··· DATASET RECORDS ···

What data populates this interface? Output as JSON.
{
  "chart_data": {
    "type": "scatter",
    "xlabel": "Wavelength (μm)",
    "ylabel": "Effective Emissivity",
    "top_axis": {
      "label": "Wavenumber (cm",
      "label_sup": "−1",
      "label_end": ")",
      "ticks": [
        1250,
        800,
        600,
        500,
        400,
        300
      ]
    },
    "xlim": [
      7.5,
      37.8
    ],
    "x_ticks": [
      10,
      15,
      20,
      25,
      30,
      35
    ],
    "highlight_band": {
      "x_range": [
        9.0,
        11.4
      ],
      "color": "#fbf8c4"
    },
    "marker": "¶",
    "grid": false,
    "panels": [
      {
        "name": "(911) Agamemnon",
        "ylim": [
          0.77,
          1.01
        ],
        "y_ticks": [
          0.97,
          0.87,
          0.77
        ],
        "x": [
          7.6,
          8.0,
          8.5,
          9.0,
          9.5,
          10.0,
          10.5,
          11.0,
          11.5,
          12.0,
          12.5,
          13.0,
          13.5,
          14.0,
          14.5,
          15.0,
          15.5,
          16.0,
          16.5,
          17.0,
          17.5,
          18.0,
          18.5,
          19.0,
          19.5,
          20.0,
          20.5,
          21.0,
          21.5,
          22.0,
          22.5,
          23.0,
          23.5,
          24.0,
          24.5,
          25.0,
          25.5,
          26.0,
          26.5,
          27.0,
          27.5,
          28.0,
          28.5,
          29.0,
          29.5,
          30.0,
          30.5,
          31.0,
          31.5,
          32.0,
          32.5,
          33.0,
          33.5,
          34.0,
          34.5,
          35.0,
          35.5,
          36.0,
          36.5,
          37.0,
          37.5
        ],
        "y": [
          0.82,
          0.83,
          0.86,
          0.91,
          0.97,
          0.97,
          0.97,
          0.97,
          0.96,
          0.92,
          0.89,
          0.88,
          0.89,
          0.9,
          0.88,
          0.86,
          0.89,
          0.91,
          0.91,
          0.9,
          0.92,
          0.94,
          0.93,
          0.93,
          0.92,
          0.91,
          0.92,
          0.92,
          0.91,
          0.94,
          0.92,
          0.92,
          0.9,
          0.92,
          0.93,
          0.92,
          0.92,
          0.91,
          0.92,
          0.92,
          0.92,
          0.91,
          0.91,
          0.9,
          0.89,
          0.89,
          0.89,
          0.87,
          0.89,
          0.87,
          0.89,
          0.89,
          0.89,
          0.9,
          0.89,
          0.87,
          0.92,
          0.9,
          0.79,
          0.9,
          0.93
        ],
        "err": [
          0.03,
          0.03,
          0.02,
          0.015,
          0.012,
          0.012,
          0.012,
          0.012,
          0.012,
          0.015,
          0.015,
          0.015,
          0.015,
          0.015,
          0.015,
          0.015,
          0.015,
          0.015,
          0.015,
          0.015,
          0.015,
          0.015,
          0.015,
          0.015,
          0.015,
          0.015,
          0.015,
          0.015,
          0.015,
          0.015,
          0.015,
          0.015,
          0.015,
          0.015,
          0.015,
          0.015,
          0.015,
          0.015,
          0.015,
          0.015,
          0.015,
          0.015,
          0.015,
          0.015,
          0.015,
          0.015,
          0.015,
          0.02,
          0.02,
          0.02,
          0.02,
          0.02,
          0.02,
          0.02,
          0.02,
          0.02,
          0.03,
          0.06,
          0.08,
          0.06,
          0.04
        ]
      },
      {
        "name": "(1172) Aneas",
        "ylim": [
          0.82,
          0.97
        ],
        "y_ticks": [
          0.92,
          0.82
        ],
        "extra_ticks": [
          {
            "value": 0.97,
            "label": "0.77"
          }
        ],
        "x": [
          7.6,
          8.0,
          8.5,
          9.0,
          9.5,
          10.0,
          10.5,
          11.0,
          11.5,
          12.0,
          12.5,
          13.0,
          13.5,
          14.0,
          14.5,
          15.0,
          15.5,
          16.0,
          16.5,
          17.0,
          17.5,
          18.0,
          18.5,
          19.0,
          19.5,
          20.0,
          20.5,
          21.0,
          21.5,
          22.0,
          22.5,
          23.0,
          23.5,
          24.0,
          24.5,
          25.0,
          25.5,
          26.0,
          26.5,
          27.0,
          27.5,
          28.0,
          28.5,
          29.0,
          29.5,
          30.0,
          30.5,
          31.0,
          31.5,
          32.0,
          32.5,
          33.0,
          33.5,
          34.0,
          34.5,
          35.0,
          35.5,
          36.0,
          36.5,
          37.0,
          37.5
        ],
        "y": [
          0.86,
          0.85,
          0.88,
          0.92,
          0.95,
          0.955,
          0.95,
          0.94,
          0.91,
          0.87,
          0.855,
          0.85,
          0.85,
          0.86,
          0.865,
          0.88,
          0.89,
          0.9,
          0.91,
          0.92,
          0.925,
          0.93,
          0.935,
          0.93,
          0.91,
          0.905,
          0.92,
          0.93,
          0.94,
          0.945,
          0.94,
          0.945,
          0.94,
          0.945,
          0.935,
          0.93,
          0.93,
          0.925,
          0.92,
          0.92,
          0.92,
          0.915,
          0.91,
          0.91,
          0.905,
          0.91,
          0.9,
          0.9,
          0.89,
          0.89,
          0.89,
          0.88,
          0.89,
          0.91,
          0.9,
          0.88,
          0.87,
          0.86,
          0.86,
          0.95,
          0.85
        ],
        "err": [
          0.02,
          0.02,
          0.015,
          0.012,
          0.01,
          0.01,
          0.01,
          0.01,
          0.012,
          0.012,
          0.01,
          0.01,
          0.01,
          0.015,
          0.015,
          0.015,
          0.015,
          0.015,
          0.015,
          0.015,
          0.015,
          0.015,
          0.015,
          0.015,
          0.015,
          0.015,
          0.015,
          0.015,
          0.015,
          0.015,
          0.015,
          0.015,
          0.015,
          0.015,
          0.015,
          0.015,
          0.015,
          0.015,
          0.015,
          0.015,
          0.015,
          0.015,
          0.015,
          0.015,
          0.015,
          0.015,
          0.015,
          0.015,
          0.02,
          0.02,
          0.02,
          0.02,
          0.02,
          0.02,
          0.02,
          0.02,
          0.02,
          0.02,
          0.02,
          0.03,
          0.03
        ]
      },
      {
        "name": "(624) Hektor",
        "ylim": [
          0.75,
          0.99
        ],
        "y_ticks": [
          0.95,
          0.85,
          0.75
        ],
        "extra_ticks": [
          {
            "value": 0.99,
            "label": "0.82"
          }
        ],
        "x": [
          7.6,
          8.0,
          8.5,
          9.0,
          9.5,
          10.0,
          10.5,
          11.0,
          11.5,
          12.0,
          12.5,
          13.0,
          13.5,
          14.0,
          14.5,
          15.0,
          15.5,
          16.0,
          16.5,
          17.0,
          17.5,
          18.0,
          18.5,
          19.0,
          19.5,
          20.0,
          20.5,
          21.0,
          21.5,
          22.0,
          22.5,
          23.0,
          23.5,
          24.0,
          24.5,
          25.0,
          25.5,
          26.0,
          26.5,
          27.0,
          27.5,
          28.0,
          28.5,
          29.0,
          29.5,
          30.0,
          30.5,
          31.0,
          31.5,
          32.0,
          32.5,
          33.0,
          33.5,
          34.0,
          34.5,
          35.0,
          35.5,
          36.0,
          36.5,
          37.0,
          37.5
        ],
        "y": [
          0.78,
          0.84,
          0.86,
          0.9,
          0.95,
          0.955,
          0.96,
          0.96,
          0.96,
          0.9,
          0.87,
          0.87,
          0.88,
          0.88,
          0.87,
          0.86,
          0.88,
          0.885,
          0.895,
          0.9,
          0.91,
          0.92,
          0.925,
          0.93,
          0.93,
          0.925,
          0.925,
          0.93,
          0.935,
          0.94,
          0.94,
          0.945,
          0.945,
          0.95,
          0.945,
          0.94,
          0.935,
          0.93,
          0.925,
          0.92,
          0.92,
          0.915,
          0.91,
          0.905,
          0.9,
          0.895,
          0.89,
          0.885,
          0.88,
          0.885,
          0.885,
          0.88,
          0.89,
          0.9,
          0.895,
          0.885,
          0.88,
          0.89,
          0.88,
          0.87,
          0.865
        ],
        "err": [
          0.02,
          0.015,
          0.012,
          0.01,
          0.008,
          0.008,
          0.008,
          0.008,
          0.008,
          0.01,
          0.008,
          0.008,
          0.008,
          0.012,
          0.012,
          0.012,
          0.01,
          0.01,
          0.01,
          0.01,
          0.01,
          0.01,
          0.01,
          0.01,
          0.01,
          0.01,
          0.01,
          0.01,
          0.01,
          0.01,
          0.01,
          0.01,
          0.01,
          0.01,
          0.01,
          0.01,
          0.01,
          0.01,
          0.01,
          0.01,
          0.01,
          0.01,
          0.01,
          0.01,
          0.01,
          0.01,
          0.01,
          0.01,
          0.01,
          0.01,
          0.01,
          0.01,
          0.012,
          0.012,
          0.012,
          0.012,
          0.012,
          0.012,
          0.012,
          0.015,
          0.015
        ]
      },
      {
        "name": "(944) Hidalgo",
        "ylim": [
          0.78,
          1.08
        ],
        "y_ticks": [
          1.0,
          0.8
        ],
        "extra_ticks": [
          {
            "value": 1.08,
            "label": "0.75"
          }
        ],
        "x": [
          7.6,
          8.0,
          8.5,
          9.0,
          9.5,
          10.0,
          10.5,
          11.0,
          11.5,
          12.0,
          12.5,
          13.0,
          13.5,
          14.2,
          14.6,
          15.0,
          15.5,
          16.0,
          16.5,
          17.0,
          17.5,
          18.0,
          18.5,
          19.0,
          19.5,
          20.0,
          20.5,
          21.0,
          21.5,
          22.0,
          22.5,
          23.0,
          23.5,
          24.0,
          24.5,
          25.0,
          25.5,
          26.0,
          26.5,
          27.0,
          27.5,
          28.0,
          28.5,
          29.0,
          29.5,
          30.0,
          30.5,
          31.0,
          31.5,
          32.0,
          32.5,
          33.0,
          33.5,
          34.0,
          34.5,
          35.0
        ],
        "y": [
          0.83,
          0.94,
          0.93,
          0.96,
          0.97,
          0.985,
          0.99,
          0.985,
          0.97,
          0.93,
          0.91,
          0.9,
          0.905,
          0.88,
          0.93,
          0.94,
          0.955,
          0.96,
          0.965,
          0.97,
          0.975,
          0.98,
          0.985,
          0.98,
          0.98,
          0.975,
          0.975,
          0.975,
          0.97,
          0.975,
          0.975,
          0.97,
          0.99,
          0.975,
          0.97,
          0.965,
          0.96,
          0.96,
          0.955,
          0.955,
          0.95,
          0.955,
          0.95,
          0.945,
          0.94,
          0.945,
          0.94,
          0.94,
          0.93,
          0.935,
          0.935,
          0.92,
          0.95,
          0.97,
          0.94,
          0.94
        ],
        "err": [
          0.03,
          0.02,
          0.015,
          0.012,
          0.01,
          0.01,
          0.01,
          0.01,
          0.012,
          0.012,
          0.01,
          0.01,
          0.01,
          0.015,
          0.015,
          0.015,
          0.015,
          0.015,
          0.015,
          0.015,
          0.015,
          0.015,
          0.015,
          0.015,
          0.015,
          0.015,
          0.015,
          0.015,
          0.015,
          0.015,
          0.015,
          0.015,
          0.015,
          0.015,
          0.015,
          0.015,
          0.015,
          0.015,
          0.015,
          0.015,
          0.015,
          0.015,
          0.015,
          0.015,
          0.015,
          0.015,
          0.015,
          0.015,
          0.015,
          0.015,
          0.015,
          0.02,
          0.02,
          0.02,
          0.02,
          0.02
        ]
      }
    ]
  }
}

···

## CHALLENGE
Report how many lines of the data hold the string "name"; give only the number.

## EXERCISE ANSWER
4